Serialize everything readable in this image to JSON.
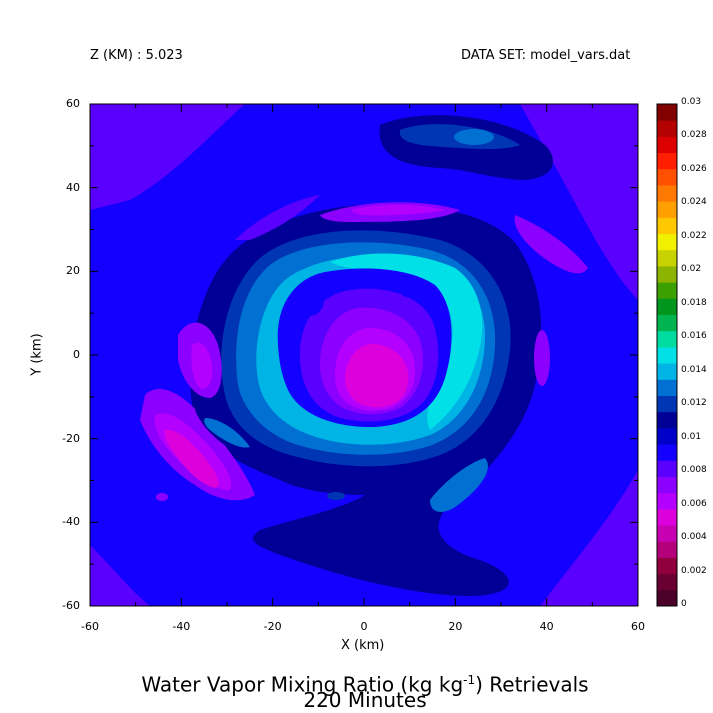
{
  "header": {
    "z_label": "Z (KM) : 5.023",
    "dataset_label": "DATA SET: model_vars.dat"
  },
  "chart_data": {
    "type": "heatmap",
    "title_line1_pre": "Water Vapor Mixing Ratio (kg kg",
    "title_line1_sup": "-1",
    "title_line1_post": ") Retrievals",
    "title_line2": "220 Minutes",
    "xlabel": "X (km)",
    "ylabel": "Y (km)",
    "xlim": [
      -60,
      60
    ],
    "ylim": [
      -60,
      60
    ],
    "x_ticks": [
      "-60",
      "-40",
      "-20",
      "0",
      "20",
      "40",
      "60"
    ],
    "y_ticks": [
      "-60",
      "-40",
      "-20",
      "0",
      "20",
      "40",
      "60"
    ],
    "colorbar": {
      "levels": [
        "0.03",
        "0.028",
        "0.026",
        "0.024",
        "0.022",
        "0.02",
        "0.018",
        "0.016",
        "0.014",
        "0.012",
        "0.01",
        "0.008",
        "0.006",
        "0.004",
        "0.002",
        "0"
      ],
      "colors": [
        "#4a0028",
        "#6a0032",
        "#90003c",
        "#b4007a",
        "#c800b4",
        "#dc00dc",
        "#b400ff",
        "#8c00ff",
        "#5a00ff",
        "#1400ff",
        "#0000c8",
        "#000096",
        "#0036b4",
        "#0070d2",
        "#00b4e6",
        "#00e0e6",
        "#00dca0",
        "#00b450",
        "#00961e",
        "#3ca000",
        "#8cb400",
        "#c8d200",
        "#f0f000",
        "#ffc800",
        "#ffa000",
        "#ff7800",
        "#ff5000",
        "#ff1e00",
        "#dc0000",
        "#b40000",
        "#820000"
      ]
    },
    "field_notes": "ring of high values (~0.012-0.014) around x=5,y=5 radius ~22 km; minimum (~0.004-0.005) near center; background ~0.006-0.008"
  }
}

STATED GOAL.
Without the pictures, write out all of the material exactly.

TASK OUTPUT.
Serialize everything readable in this image to JSON.
{
  "header": {
    "z_label": "Z (KM) : 5.023",
    "dataset_label": "DATA SET: model_vars.dat"
  },
  "chart_data": {
    "type": "heatmap",
    "title_line1_pre": "Water Vapor Mixing Ratio (kg kg",
    "title_line1_sup": "-1",
    "title_line1_post": ") Retrievals",
    "title_line2": "220 Minutes",
    "xlabel": "X (km)",
    "ylabel": "Y (km)",
    "xlim": [
      -60,
      60
    ],
    "ylim": [
      -60,
      60
    ],
    "x_ticks": [
      "-60",
      "-40",
      "-20",
      "0",
      "20",
      "40",
      "60"
    ],
    "y_ticks": [
      "-60",
      "-40",
      "-20",
      "0",
      "20",
      "40",
      "60"
    ],
    "colorbar": {
      "levels": [
        "0.03",
        "0.028",
        "0.026",
        "0.024",
        "0.022",
        "0.02",
        "0.018",
        "0.016",
        "0.014",
        "0.012",
        "0.01",
        "0.008",
        "0.006",
        "0.004",
        "0.002",
        "0"
      ],
      "colors": [
        "#4a0028",
        "#6a0032",
        "#90003c",
        "#b4007a",
        "#c800b4",
        "#dc00dc",
        "#b400ff",
        "#8c00ff",
        "#5a00ff",
        "#1400ff",
        "#0000c8",
        "#000096",
        "#0036b4",
        "#0070d2",
        "#00b4e6",
        "#00e0e6",
        "#00dca0",
        "#00b450",
        "#00961e",
        "#3ca000",
        "#8cb400",
        "#c8d200",
        "#f0f000",
        "#ffc800",
        "#ffa000",
        "#ff7800",
        "#ff5000",
        "#ff1e00",
        "#dc0000",
        "#b40000",
        "#820000"
      ]
    },
    "field_notes": "ring of high values (~0.012-0.014) around x=5,y=5 radius ~22 km; minimum (~0.004-0.005) near center; background ~0.006-0.008"
  }
}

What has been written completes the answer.